» **Problem**
Copy, from the entries below, each line in which the string "καθώς" appears.

» **Records shown**
==================================================

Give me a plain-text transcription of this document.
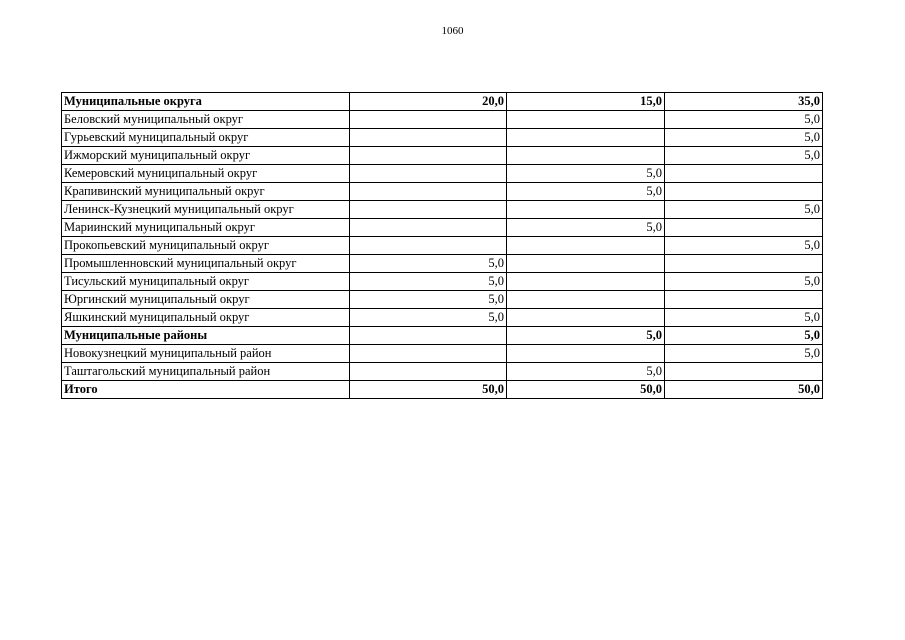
1060
Муниципальные округа	20,0	15,0	35,0
Беловский муниципальный округ			5,0
Гурьевский муниципальный округ			5,0
Ижморский муниципальный округ			5,0
Кемеровский муниципальный округ		5,0	
Крапивинский муниципальный округ		5,0	
Ленинск-Кузнецкий муниципальный округ			5,0
Мариинский муниципальный округ		5,0	
Прокопьевский муниципальный округ			5,0
Промышленновский муниципальный округ	5,0		
Тисульский муниципальный округ	5,0		5,0
Юргинский муниципальный округ	5,0		
Яшкинский муниципальный округ	5,0		5,0
Муниципальные районы		5,0	5,0
Новокузнецкий муниципальный район			5,0
Таштагольский муниципальный район		5,0	
Итого	50,0	50,0	50,0
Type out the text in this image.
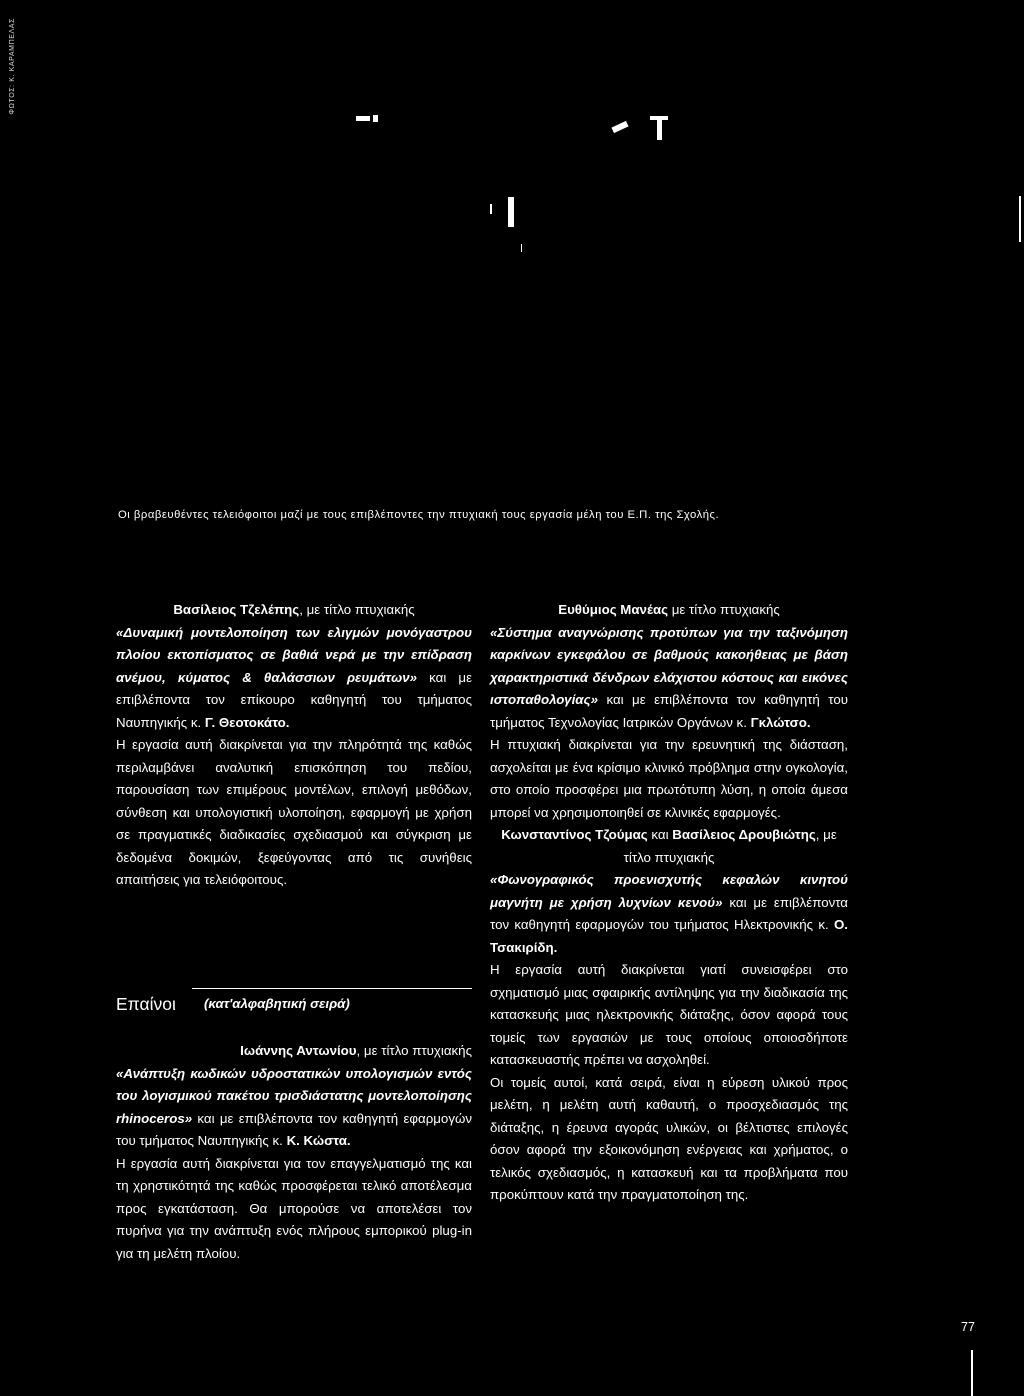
ΦΩΤΟΣ: Κ. ΚΑΡΑΜΠΕΛΑΣ
Οι βραβευθέντες τελειόφοιτοι μαζί με τους επιβλέποντες την πτυχιακή τους εργασία μέλη του Ε.Π. της Σχολής.

Βασίλειος Τζελέπης, με τίτλο πτυχιακής

«Δυναμική μοντελοποίηση των ελιγμών μονόγαστρου πλοίου εκτοπίσματος σε βαθιά νερά με την επίδραση ανέμου, κύματος & θαλάσσιων ρευμάτων» και με επιβλέποντα τον επίκουρο καθηγητή του τμήματος Ναυπηγικής κ. Γ. Θεοτοκάτο.

Η εργασία αυτή διακρίνεται για την πληρότητά της καθώς περιλαμβάνει αναλυτική επισκόπηση του πεδίου, παρουσίαση των επιμέρους μοντέλων, επιλογή μεθόδων, σύνθεση και υπολογιστική υλοποίηση, εφαρμογή με χρήση σε πραγματικές διαδικασίες σχεδιασμού και σύγκριση με δεδομένα δοκιμών, ξεφεύγοντας από τις συνήθεις απαιτήσεις για τελειόφοιτους.

Επαίνοι (κατ'αλφαβητική σειρά)

Ιωάννης Αντωνίου, με τίτλο πτυχιακής

«Ανάπτυξη κωδικών υδροστατικών υπολογισμών εντός του λογισμικού πακέτου τρισδιάστατης μοντελοποίησης rhinoceros» και με επιβλέποντα τον καθηγητή εφαρμογών του τμήματος Ναυπηγικής κ. Κ. Κώστα.

Η εργασία αυτή διακρίνεται για τον επαγγελματισμό της και τη χρηστικότητά της καθώς προσφέρεται τελικό αποτέλεσμα προς εγκατάσταση. Θα μπορούσε να αποτελέσει τον πυρήνα για την ανάπτυξη ενός πλήρους εμπορικού plug-in για τη μελέτη πλοίου.

Ευθύμιος Μανέας με τίτλο πτυχιακής

«Σύστημα αναγνώρισης προτύπων για την ταξινόμηση καρκίνων εγκεφάλου σε βαθμούς κακοήθειας με βάση χαρακτηριστικά δένδρων ελάχιστου κόστους και εικόνες ιστοπαθολογίας» και με επιβλέποντα τον καθηγητή του τμήματος Τεχνολογίας Ιατρικών Οργάνων κ. Γκλώτσο.

Η πτυχιακή διακρίνεται για την ερευνητική της διάσταση, ασχολείται με ένα κρίσιμο κλινικό πρόβλημα στην ογκολογία, στο οποίο προσφέρει μια πρωτότυπη λύση, η οποία άμεσα μπορεί να χρησιμοποιηθεί σε κλινικές εφαρμογές.

Κωνσταντίνος Τζούμας και Βασίλειος Δρουβιώτης, με τίτλο πτυχιακής

«Φωνογραφικός προενισχυτής κεφαλών κινητού μαγνήτη με χρήση λυχνίων κενού» και με επιβλέποντα τον καθηγητή εφαρμογών του τμήματος Ηλεκτρονικής κ. Ο. Τσακιρίδη.

Η εργασία αυτή διακρίνεται γιατί συνεισφέρει στο σχηματισμό μιας σφαιρικής αντίληψης για την διαδικασία της κατασκευής μιας ηλεκτρονικής διάταξης, όσον αφορά τους τομείς των εργασιών με τους οποίους οποιοσδήποτε κατασκευαστής πρέπει να ασχοληθεί.

Οι τομείς αυτοί, κατά σειρά, είναι η εύρεση υλικού προς μελέτη, η μελέτη αυτή καθαυτή, ο προσχεδιασμός της διάταξης, η έρευνα αγοράς υλικών, οι βέλτιστες επιλογές όσον αφορά την εξοικονόμηση ενέργειας και χρήματος, ο τελικός σχεδιασμός, η κατασκευή και τα προβλήματα που προκύπτουν κατά την πραγματοποίηση της.

77
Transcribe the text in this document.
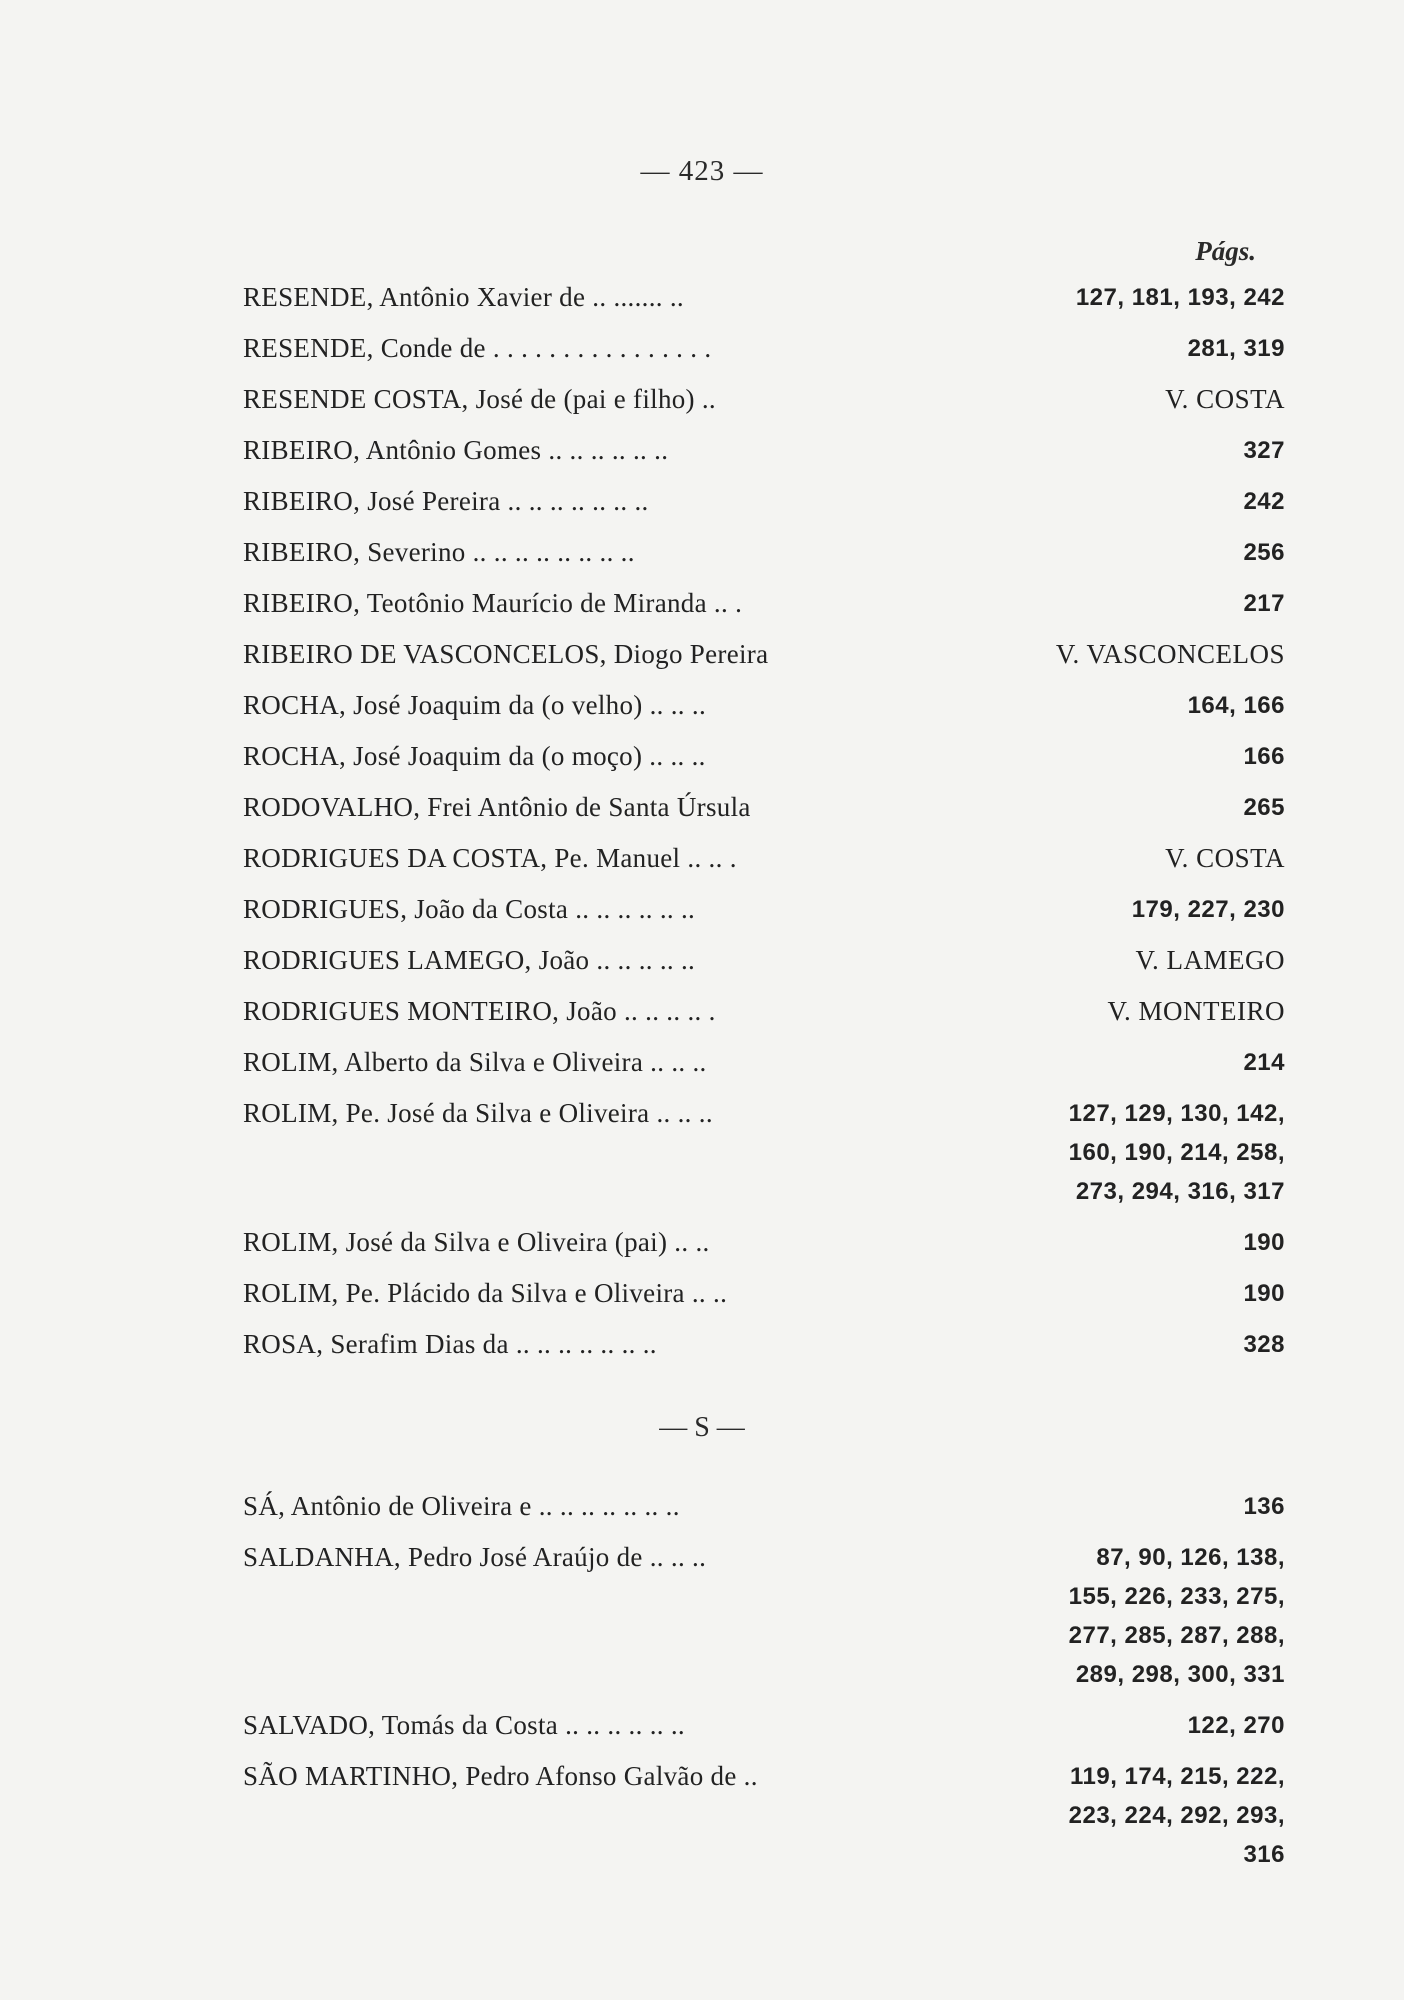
— 423 —
Págs.
RESENDE, Antônio Xavier de .. ....... ..	127, 181, 193, 242
RESENDE, Conde de . . . . . . . . . . . . . . . .	281, 319
RESENDE COSTA, José de (pai e filho) ..	V. COSTA
RIBEIRO, Antônio Gomes .. .. .. .. .. ..	327
RIBEIRO, José Pereira .. .. .. .. .. .. ..	242
RIBEIRO, Severino .. .. .. .. .. .. .. ..	256
RIBEIRO, Teotônio Maurício de Miranda .. .	217
RIBEIRO DE VASCONCELOS, Diogo Pereira	V. VASCONCELOS
ROCHA, José Joaquim da (o velho) .. .. ..	164, 166
ROCHA, José Joaquim da (o moço) .. .. ..	166
RODOVALHO, Frei Antônio de Santa Úrsula	265
RODRIGUES DA COSTA, Pe. Manuel .. .. .	V. COSTA
RODRIGUES, João da Costa .. .. .. .. .. ..	179, 227, 230
RODRIGUES LAMEGO, João .. .. .. .. ..	V. LAMEGO
RODRIGUES MONTEIRO, João .. .. .. .. .	V. MONTEIRO
ROLIM, Alberto da Silva e Oliveira .. .. ..	214
ROLIM, Pe. José da Silva e Oliveira .. .. ..	127, 129, 130, 142,
160, 190, 214, 258,
273, 294, 316, 317
ROLIM, José da Silva e Oliveira (pai) .. ..	190
ROLIM, Pe. Plácido da Silva e Oliveira .. ..	190
ROSA, Serafim Dias da .. .. .. .. .. .. ..	328
— S —
SÁ, Antônio de Oliveira e .. .. .. .. .. .. ..	136
SALDANHA, Pedro José Araújo de .. .. ..	87, 90, 126, 138,
155, 226, 233, 275,
277, 285, 287, 288,
289, 298, 300, 331
SALVADO, Tomás da Costa .. .. .. .. .. ..	122, 270
SÃO MARTINHO, Pedro Afonso Galvão de ..	119, 174, 215, 222,
223, 224, 292, 293,
316
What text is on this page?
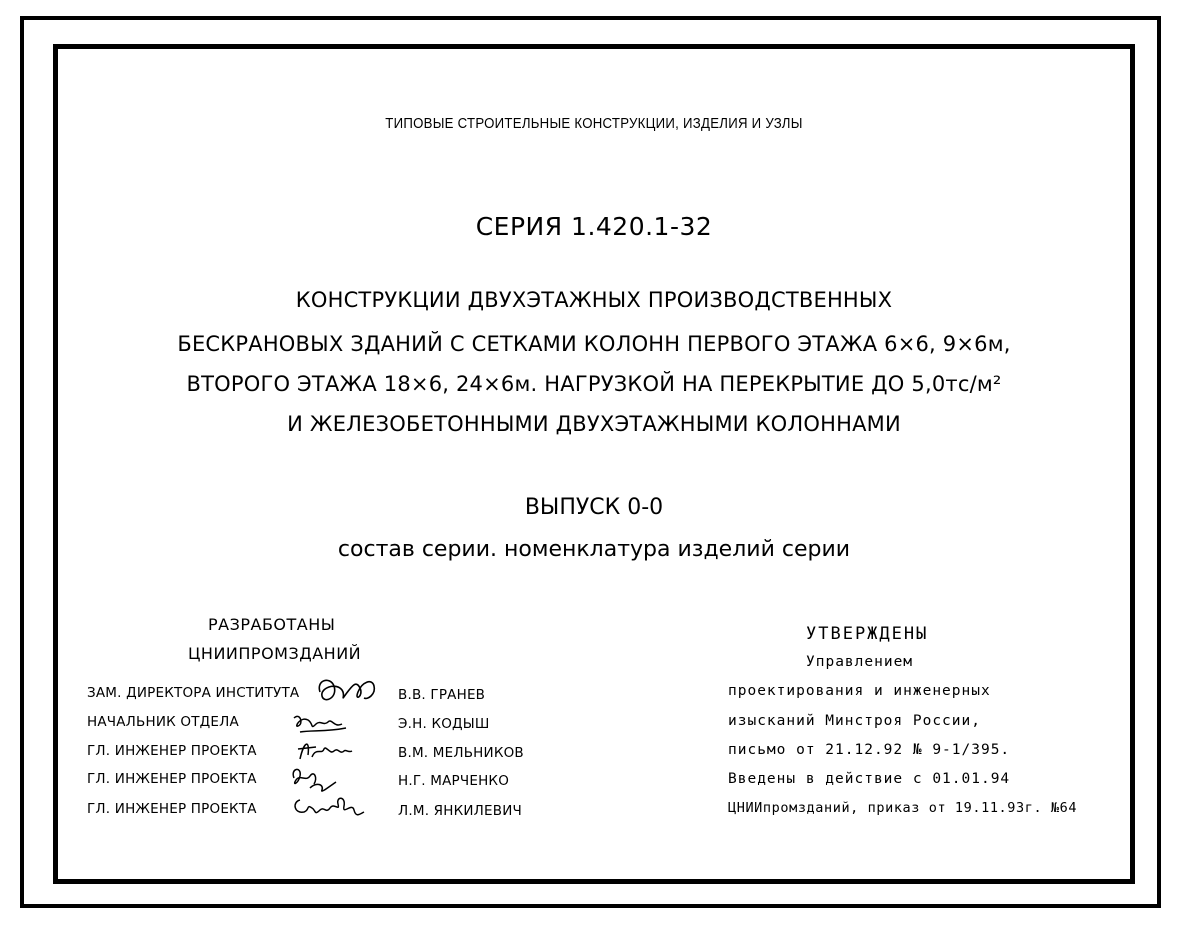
ТИПОВЫЕ СТРОИТЕЛЬНЫЕ КОНСТРУКЦИИ, ИЗДЕЛИЯ И УЗЛЫ
СЕРИЯ 1.420.1-32
КОНСТРУКЦИИ ДВУХЭТАЖНЫХ ПРОИЗВОДСТВЕННЫХ
БЕСКРАНОВЫХ ЗДАНИЙ С СЕТКАМИ КОЛОНН ПЕРВОГО ЭТАЖА 6×6, 9×6м,
ВТОРОГО ЭТАЖА 18×6, 24×6м. НАГРУЗКОЙ НА ПЕРЕКРЫТИЕ ДО 5,0тс/м²
И ЖЕЛЕЗОБЕТОННЫМИ ДВУХЭТАЖНЫМИ КОЛОННАМИ
ВЫПУСК 0-0
состав серии. номенклатура изделий серии
РАЗРАБОТАНЫ
ЦНИИПРОМЗДАНИЙ
ЗАМ. ДИРЕКТОРА ИНСТИТУТА
НАЧАЛЬНИК ОТДЕЛА
ГЛ. ИНЖЕНЕР ПРОЕКТА
ГЛ. ИНЖЕНЕР ПРОЕКТА
ГЛ. ИНЖЕНЕР ПРОЕКТА
В.В. ГРАНЕВ
Э.Н. КОДЫШ
В.М. МЕЛЬНИКОВ
Н.Г. МАРЧЕНКО
Л.М. ЯНКИЛЕВИЧ
УТВЕРЖДЕНЫ
Управлением
проектирования и инженерных
изысканий Минстроя России,
письмо от 21.12.92 № 9-1/395.
Введены в действие с 01.01.94
ЦНИИпромзданий, приказ от 19.11.93г. №64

==================================================

» **Output**
Η εργασία αυτή διακρίνεται για την πληρότητά της καθώς περιλαμβάνει αναλυτική επισκόπηση του πεδίου, παρουσίαση των επιμέρους μοντέλων, επιλογή μεθόδων, σύνθεση και υπολογιστική υλοποίηση, εφαρμογή με χρήση σε πραγματικές διαδικασίες σχεδιασμού και σύγκριση με δεδομένα δοκιμών, ξεφεύγοντας από τις συνήθεις απαιτήσεις για τελειόφοιτους.
Η εργασία αυτή διακρίνεται για τον επαγγελματισμό της και τη χρηστικότητά της καθώς προσφέρεται τελικό αποτέλεσμα προς εγκατάσταση. Θα μπορούσε να αποτελέσει τον πυρήνα για την ανάπτυξη ενός πλήρους εμπορικού plug-in για τη μελέτη πλοίου.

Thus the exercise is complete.